What needs to be done
Among the records below, find each line that includes the string "JSON" and copy it.

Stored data

......

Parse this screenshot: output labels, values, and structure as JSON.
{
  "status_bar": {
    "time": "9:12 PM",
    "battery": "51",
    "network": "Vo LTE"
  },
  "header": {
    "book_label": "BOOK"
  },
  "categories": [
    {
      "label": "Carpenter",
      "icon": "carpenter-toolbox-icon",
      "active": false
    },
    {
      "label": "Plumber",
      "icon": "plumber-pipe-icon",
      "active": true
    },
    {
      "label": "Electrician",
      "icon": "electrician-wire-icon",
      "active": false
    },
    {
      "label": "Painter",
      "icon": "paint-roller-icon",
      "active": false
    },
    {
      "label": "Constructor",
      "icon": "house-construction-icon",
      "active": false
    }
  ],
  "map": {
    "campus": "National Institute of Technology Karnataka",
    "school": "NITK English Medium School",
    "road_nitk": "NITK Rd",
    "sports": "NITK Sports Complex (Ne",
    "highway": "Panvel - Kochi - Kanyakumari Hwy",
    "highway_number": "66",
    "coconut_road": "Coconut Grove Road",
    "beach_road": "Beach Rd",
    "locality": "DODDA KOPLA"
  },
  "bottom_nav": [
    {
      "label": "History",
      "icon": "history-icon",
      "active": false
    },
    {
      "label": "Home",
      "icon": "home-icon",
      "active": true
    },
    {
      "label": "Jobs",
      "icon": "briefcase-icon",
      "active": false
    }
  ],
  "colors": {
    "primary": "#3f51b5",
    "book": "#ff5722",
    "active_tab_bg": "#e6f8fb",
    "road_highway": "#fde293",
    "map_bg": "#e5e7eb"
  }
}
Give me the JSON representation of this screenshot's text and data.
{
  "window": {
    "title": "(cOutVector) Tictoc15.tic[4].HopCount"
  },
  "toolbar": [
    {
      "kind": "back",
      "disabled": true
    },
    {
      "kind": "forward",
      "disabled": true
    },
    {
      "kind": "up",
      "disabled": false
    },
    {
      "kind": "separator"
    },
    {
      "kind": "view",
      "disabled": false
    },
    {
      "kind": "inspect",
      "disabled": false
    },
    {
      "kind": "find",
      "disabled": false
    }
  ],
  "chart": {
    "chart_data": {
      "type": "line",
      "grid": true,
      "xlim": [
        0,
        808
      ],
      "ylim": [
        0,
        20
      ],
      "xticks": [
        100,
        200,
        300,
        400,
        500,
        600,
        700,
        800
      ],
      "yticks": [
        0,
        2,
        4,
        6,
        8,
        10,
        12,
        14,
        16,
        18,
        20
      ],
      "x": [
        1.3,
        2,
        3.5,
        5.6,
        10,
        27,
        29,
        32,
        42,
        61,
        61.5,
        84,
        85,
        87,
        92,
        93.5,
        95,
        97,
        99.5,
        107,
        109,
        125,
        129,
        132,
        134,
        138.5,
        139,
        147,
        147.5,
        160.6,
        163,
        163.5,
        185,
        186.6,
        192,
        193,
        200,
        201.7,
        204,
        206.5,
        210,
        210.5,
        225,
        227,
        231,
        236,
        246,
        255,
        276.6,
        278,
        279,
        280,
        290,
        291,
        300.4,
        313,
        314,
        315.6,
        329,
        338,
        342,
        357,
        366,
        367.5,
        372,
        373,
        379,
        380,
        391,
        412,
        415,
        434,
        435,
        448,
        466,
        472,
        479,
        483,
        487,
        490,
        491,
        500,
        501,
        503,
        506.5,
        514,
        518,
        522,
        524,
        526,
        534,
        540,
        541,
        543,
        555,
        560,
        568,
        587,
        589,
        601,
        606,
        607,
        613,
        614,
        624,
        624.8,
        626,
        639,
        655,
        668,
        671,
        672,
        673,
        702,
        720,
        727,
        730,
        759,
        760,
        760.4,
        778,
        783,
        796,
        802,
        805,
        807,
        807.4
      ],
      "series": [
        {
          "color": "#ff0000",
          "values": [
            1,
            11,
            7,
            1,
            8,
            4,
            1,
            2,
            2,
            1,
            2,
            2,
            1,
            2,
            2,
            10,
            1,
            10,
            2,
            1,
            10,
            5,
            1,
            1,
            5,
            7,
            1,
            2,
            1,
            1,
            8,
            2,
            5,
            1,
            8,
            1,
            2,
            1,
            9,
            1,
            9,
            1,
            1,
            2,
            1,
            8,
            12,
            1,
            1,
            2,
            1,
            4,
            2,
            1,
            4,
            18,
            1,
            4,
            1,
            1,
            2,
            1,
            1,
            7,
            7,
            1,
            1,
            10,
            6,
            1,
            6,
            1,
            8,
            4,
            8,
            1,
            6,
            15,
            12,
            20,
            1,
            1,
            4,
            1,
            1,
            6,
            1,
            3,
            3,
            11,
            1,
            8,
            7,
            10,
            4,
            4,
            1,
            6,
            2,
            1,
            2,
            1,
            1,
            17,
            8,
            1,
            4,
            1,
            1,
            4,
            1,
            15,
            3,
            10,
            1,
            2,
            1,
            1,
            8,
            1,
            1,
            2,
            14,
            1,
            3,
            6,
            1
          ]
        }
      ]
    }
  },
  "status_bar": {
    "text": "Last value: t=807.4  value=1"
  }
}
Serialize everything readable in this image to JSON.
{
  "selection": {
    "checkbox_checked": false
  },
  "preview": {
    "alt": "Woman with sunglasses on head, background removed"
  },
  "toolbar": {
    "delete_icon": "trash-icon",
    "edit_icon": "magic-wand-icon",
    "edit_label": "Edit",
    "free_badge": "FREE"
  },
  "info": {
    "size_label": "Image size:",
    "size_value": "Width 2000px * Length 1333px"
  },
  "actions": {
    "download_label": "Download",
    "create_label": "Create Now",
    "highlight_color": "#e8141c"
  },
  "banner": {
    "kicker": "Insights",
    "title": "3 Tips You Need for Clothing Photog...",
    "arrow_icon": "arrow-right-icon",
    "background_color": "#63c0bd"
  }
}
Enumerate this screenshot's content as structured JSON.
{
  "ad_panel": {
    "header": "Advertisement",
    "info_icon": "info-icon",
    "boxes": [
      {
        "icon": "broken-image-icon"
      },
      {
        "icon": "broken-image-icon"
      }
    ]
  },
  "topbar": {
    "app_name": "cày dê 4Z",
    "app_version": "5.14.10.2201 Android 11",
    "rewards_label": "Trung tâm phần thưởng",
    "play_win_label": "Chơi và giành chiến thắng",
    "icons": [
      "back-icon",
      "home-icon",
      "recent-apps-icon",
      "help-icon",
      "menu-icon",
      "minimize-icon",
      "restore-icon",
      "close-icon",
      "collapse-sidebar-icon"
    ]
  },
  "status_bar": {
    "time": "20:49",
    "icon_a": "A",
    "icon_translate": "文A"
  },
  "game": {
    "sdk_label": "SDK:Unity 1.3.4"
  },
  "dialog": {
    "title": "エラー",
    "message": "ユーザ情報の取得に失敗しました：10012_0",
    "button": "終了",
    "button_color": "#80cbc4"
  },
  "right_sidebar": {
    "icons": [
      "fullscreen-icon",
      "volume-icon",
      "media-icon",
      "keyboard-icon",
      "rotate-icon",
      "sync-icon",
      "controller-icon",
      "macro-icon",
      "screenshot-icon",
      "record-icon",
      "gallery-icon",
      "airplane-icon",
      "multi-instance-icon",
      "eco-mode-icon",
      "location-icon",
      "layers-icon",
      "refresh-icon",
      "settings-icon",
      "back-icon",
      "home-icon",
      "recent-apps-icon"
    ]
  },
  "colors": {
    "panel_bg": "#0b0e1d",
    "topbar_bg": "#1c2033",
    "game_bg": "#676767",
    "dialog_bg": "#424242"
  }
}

......

Solution to the exercise
Parse this screenshot: output labels, values, and structure as JSON.
Give me the JSON representation of this screenshot's text and data.
Serialize everything readable in this image to JSON.
Enumerate this screenshot's content as structured JSON.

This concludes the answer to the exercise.